Task requirements: Using the entries that follow, collect the lines where the word "value" appears.

Data shown:
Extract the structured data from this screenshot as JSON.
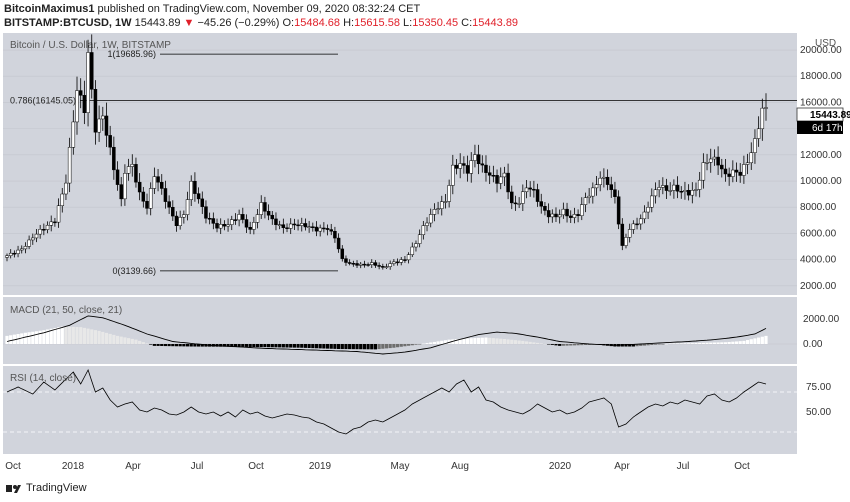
{
  "header": {
    "author": "BitcoinMaximus1",
    "published": "published on TradingView.com, November 09, 2020 08:32:24 CET",
    "symbol": "BITSTAMP:BTCUSD, 1W",
    "last": "15443.89",
    "change": "−45.26 (−0.29%)",
    "o_label": "O:",
    "o": "15484.68",
    "h_label": "H:",
    "h": "15615.58",
    "l_label": "L:",
    "l": "15350.45",
    "c_label": "C:",
    "c": "15443.89"
  },
  "chart_title": "Bitcoin / U.S. Dollar, 1W, BITSTAMP",
  "currency": "USD",
  "price_badge": "15443.89",
  "time_badge": "6d 17h",
  "fib_levels": [
    {
      "label": "1(19685.96)",
      "value": 19685.96
    },
    {
      "label": "0.786(16145.05)",
      "value": 16145.05
    },
    {
      "label": "0(3139.66)",
      "value": 3139.66
    }
  ],
  "macd_label": "MACD (21, 50, close, 21)",
  "rsi_label": "RSI (14, close)",
  "footer_brand": "TradingView",
  "colors": {
    "bg": "#d1d4dc",
    "up": "#ffffff",
    "down": "#000000",
    "fib": "#000000"
  },
  "chart_data": {
    "type": "candlestick",
    "price_axis": {
      "ticks": [
        "20000.00",
        "18000.00",
        "16000.00",
        "14000.00",
        "12000.00",
        "10000.00",
        "8000.00",
        "6000.00",
        "4000.00",
        "2000.00"
      ],
      "ylim": [
        1300,
        21300
      ]
    },
    "macd_axis": {
      "ticks": [
        "2000.00",
        "0.00"
      ]
    },
    "rsi_axis": {
      "ticks": [
        "75.00",
        "50.00"
      ]
    },
    "x_ticks": [
      "Oct",
      "2018",
      "Apr",
      "Jul",
      "Oct",
      "2019",
      "May",
      "Aug",
      "2020",
      "Apr",
      "Jul",
      "Oct"
    ],
    "price_path": [
      [
        0,
        4300
      ],
      [
        4,
        4800
      ],
      [
        8,
        6000
      ],
      [
        13,
        7000
      ],
      [
        16,
        10000
      ],
      [
        19,
        17000
      ],
      [
        21,
        15500
      ],
      [
        22,
        19685
      ],
      [
        24,
        14000
      ],
      [
        26,
        15000
      ],
      [
        29,
        11000
      ],
      [
        31,
        8500
      ],
      [
        32,
        10800
      ],
      [
        34,
        11200
      ],
      [
        36,
        9000
      ],
      [
        38,
        8000
      ],
      [
        40,
        10500
      ],
      [
        42,
        9300
      ],
      [
        44,
        7900
      ],
      [
        46,
        6700
      ],
      [
        48,
        7500
      ],
      [
        50,
        9800
      ],
      [
        52,
        8600
      ],
      [
        54,
        7300
      ],
      [
        57,
        6500
      ],
      [
        60,
        6700
      ],
      [
        63,
        7400
      ],
      [
        66,
        6200
      ],
      [
        69,
        8200
      ],
      [
        72,
        7000
      ],
      [
        75,
        6400
      ],
      [
        78,
        6700
      ],
      [
        81,
        6600
      ],
      [
        84,
        6300
      ],
      [
        87,
        6400
      ],
      [
        89,
        5700
      ],
      [
        91,
        4000
      ],
      [
        93,
        3700
      ],
      [
        96,
        3600
      ],
      [
        99,
        3700
      ],
      [
        102,
        3400
      ],
      [
        105,
        3800
      ],
      [
        108,
        4000
      ],
      [
        111,
        5300
      ],
      [
        113,
        6500
      ],
      [
        116,
        7800
      ],
      [
        119,
        8500
      ],
      [
        121,
        11000
      ],
      [
        123,
        11300
      ],
      [
        125,
        10800
      ],
      [
        127,
        12000
      ],
      [
        129,
        11000
      ],
      [
        131,
        10500
      ],
      [
        133,
        10000
      ],
      [
        135,
        10500
      ],
      [
        137,
        8200
      ],
      [
        139,
        8400
      ],
      [
        141,
        9600
      ],
      [
        143,
        9200
      ],
      [
        145,
        8000
      ],
      [
        147,
        7400
      ],
      [
        149,
        7300
      ],
      [
        151,
        7700
      ],
      [
        153,
        7200
      ],
      [
        155,
        7500
      ],
      [
        157,
        8700
      ],
      [
        159,
        9300
      ],
      [
        161,
        10300
      ],
      [
        163,
        9900
      ],
      [
        165,
        8700
      ],
      [
        167,
        5000
      ],
      [
        169,
        6400
      ],
      [
        171,
        6800
      ],
      [
        173,
        7500
      ],
      [
        175,
        8800
      ],
      [
        177,
        9700
      ],
      [
        179,
        9300
      ],
      [
        181,
        9500
      ],
      [
        183,
        9200
      ],
      [
        185,
        9100
      ],
      [
        187,
        9300
      ],
      [
        189,
        11200
      ],
      [
        191,
        11800
      ],
      [
        193,
        11400
      ],
      [
        195,
        10400
      ],
      [
        197,
        10700
      ],
      [
        199,
        10600
      ],
      [
        201,
        11500
      ],
      [
        203,
        13000
      ],
      [
        205,
        15484
      ],
      [
        206,
        15443
      ]
    ],
    "macd_hist": [
      [
        0,
        650
      ],
      [
        5,
        900
      ],
      [
        10,
        1100
      ],
      [
        15,
        1400
      ],
      [
        20,
        1350
      ],
      [
        25,
        1050
      ],
      [
        30,
        650
      ],
      [
        35,
        350
      ],
      [
        40,
        -150
      ],
      [
        50,
        -200
      ],
      [
        60,
        -220
      ],
      [
        70,
        -250
      ],
      [
        80,
        -300
      ],
      [
        90,
        -400
      ],
      [
        100,
        -430
      ],
      [
        105,
        -300
      ],
      [
        110,
        -100
      ],
      [
        115,
        120
      ],
      [
        120,
        350
      ],
      [
        125,
        450
      ],
      [
        130,
        520
      ],
      [
        135,
        400
      ],
      [
        140,
        250
      ],
      [
        145,
        50
      ],
      [
        150,
        -150
      ],
      [
        155,
        -100
      ],
      [
        160,
        -50
      ],
      [
        165,
        -200
      ],
      [
        170,
        -200
      ],
      [
        175,
        -80
      ],
      [
        180,
        40
      ],
      [
        185,
        60
      ],
      [
        190,
        100
      ],
      [
        195,
        140
      ],
      [
        200,
        250
      ],
      [
        206,
        650
      ]
    ],
    "macd_line": [
      [
        0,
        200
      ],
      [
        10,
        900
      ],
      [
        17,
        1500
      ],
      [
        22,
        2250
      ],
      [
        26,
        2100
      ],
      [
        32,
        1500
      ],
      [
        38,
        800
      ],
      [
        45,
        200
      ],
      [
        55,
        -100
      ],
      [
        70,
        -350
      ],
      [
        85,
        -500
      ],
      [
        95,
        -600
      ],
      [
        102,
        -800
      ],
      [
        108,
        -650
      ],
      [
        115,
        -300
      ],
      [
        122,
        300
      ],
      [
        128,
        750
      ],
      [
        133,
        950
      ],
      [
        138,
        850
      ],
      [
        145,
        500
      ],
      [
        150,
        200
      ],
      [
        158,
        0
      ],
      [
        165,
        -100
      ],
      [
        172,
        0
      ],
      [
        178,
        100
      ],
      [
        185,
        200
      ],
      [
        192,
        350
      ],
      [
        198,
        550
      ],
      [
        203,
        800
      ],
      [
        206,
        1250
      ]
    ],
    "rsi": [
      [
        0,
        70
      ],
      [
        3,
        75
      ],
      [
        7,
        68
      ],
      [
        10,
        80
      ],
      [
        13,
        72
      ],
      [
        16,
        83
      ],
      [
        18,
        90
      ],
      [
        20,
        78
      ],
      [
        22,
        92
      ],
      [
        24,
        70
      ],
      [
        26,
        74
      ],
      [
        28,
        62
      ],
      [
        30,
        55
      ],
      [
        32,
        58
      ],
      [
        34,
        60
      ],
      [
        36,
        52
      ],
      [
        38,
        50
      ],
      [
        40,
        54
      ],
      [
        42,
        52
      ],
      [
        44,
        48
      ],
      [
        46,
        47
      ],
      [
        48,
        50
      ],
      [
        50,
        55
      ],
      [
        52,
        50
      ],
      [
        54,
        48
      ],
      [
        56,
        50
      ],
      [
        58,
        46
      ],
      [
        60,
        50
      ],
      [
        62,
        45
      ],
      [
        64,
        52
      ],
      [
        66,
        48
      ],
      [
        68,
        50
      ],
      [
        70,
        46
      ],
      [
        72,
        44
      ],
      [
        74,
        46
      ],
      [
        76,
        48
      ],
      [
        78,
        47
      ],
      [
        80,
        45
      ],
      [
        82,
        44
      ],
      [
        84,
        40
      ],
      [
        86,
        38
      ],
      [
        88,
        34
      ],
      [
        90,
        30
      ],
      [
        92,
        28
      ],
      [
        94,
        33
      ],
      [
        96,
        35
      ],
      [
        98,
        40
      ],
      [
        100,
        42
      ],
      [
        102,
        40
      ],
      [
        104,
        44
      ],
      [
        106,
        48
      ],
      [
        108,
        52
      ],
      [
        110,
        58
      ],
      [
        112,
        62
      ],
      [
        114,
        66
      ],
      [
        116,
        70
      ],
      [
        118,
        74
      ],
      [
        120,
        70
      ],
      [
        122,
        78
      ],
      [
        124,
        82
      ],
      [
        126,
        70
      ],
      [
        128,
        75
      ],
      [
        130,
        62
      ],
      [
        132,
        60
      ],
      [
        134,
        55
      ],
      [
        136,
        52
      ],
      [
        138,
        50
      ],
      [
        140,
        48
      ],
      [
        142,
        52
      ],
      [
        144,
        58
      ],
      [
        146,
        54
      ],
      [
        148,
        50
      ],
      [
        150,
        52
      ],
      [
        152,
        48
      ],
      [
        154,
        50
      ],
      [
        156,
        54
      ],
      [
        158,
        60
      ],
      [
        160,
        62
      ],
      [
        162,
        64
      ],
      [
        164,
        58
      ],
      [
        166,
        35
      ],
      [
        168,
        38
      ],
      [
        170,
        45
      ],
      [
        172,
        50
      ],
      [
        174,
        55
      ],
      [
        176,
        58
      ],
      [
        178,
        56
      ],
      [
        180,
        60
      ],
      [
        182,
        58
      ],
      [
        184,
        62
      ],
      [
        186,
        60
      ],
      [
        188,
        58
      ],
      [
        190,
        66
      ],
      [
        192,
        68
      ],
      [
        194,
        62
      ],
      [
        196,
        60
      ],
      [
        198,
        64
      ],
      [
        200,
        70
      ],
      [
        202,
        75
      ],
      [
        204,
        80
      ],
      [
        206,
        78
      ]
    ]
  }
}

Full output:
      "value": 19685.96
      "value": 16145.05
      "value": 3139.66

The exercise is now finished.